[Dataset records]

• • •

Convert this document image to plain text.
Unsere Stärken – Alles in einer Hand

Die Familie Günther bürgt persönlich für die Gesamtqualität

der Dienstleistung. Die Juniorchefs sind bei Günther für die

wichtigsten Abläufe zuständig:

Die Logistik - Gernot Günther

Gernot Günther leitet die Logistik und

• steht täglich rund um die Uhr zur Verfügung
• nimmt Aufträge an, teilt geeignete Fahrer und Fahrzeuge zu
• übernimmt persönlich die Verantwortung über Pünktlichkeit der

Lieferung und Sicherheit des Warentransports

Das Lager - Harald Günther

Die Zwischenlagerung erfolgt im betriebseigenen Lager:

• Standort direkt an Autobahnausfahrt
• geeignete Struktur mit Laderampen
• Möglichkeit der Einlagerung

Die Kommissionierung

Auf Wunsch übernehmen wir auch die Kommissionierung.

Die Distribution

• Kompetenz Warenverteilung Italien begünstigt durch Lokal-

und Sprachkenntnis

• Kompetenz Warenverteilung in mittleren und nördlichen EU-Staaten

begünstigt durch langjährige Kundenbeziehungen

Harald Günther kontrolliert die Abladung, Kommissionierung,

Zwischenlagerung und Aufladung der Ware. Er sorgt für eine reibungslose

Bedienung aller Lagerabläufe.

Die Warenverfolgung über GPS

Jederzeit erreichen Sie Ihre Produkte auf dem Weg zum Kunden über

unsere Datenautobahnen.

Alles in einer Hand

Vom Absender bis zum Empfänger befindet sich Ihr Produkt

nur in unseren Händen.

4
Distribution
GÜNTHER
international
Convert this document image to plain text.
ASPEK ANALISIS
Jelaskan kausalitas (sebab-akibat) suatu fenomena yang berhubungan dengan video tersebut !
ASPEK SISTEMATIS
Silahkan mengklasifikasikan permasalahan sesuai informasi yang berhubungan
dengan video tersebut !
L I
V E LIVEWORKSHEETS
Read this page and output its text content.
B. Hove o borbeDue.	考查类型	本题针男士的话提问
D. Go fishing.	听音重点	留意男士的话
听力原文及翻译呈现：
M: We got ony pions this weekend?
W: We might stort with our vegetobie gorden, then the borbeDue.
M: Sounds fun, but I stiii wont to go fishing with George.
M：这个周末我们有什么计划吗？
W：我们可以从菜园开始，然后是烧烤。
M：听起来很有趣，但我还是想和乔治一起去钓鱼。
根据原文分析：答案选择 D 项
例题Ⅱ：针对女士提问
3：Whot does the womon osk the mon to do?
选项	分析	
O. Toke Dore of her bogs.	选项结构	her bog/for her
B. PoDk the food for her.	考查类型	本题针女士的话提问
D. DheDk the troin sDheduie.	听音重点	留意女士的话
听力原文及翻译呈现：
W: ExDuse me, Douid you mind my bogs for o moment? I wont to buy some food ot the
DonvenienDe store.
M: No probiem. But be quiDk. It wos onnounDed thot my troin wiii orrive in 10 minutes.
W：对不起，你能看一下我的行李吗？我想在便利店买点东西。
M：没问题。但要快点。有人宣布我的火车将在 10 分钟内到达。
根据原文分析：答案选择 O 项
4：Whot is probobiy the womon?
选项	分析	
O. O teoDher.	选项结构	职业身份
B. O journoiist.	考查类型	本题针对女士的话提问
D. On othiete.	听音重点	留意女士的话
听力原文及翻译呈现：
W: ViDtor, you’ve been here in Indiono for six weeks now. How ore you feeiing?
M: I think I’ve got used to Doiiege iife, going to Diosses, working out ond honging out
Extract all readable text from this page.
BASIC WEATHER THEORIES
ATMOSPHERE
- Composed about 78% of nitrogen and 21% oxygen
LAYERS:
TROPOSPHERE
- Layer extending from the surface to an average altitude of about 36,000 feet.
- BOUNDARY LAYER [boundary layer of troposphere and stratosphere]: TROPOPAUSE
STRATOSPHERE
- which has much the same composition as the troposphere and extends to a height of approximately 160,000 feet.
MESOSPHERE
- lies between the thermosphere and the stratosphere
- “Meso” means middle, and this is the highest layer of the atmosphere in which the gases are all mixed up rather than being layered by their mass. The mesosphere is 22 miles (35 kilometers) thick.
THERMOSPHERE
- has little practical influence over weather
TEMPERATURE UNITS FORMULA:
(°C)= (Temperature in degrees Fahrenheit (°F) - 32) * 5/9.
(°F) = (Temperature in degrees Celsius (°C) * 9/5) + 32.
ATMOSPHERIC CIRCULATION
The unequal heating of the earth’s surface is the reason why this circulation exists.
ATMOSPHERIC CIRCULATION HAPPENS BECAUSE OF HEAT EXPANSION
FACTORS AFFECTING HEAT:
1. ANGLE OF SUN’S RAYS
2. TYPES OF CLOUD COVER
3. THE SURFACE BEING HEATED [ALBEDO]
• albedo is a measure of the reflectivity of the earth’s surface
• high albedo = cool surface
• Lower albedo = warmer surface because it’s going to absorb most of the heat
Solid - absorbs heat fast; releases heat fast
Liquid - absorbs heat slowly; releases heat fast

• • •

> Direction:
Gather each line holding the string "feet".

> Task answer:
- Layer extending from the surface to an average altitude of about 36,000 feet.
- which has much the same composition as the troposphere and extends to a height of approximately 160,000 feet.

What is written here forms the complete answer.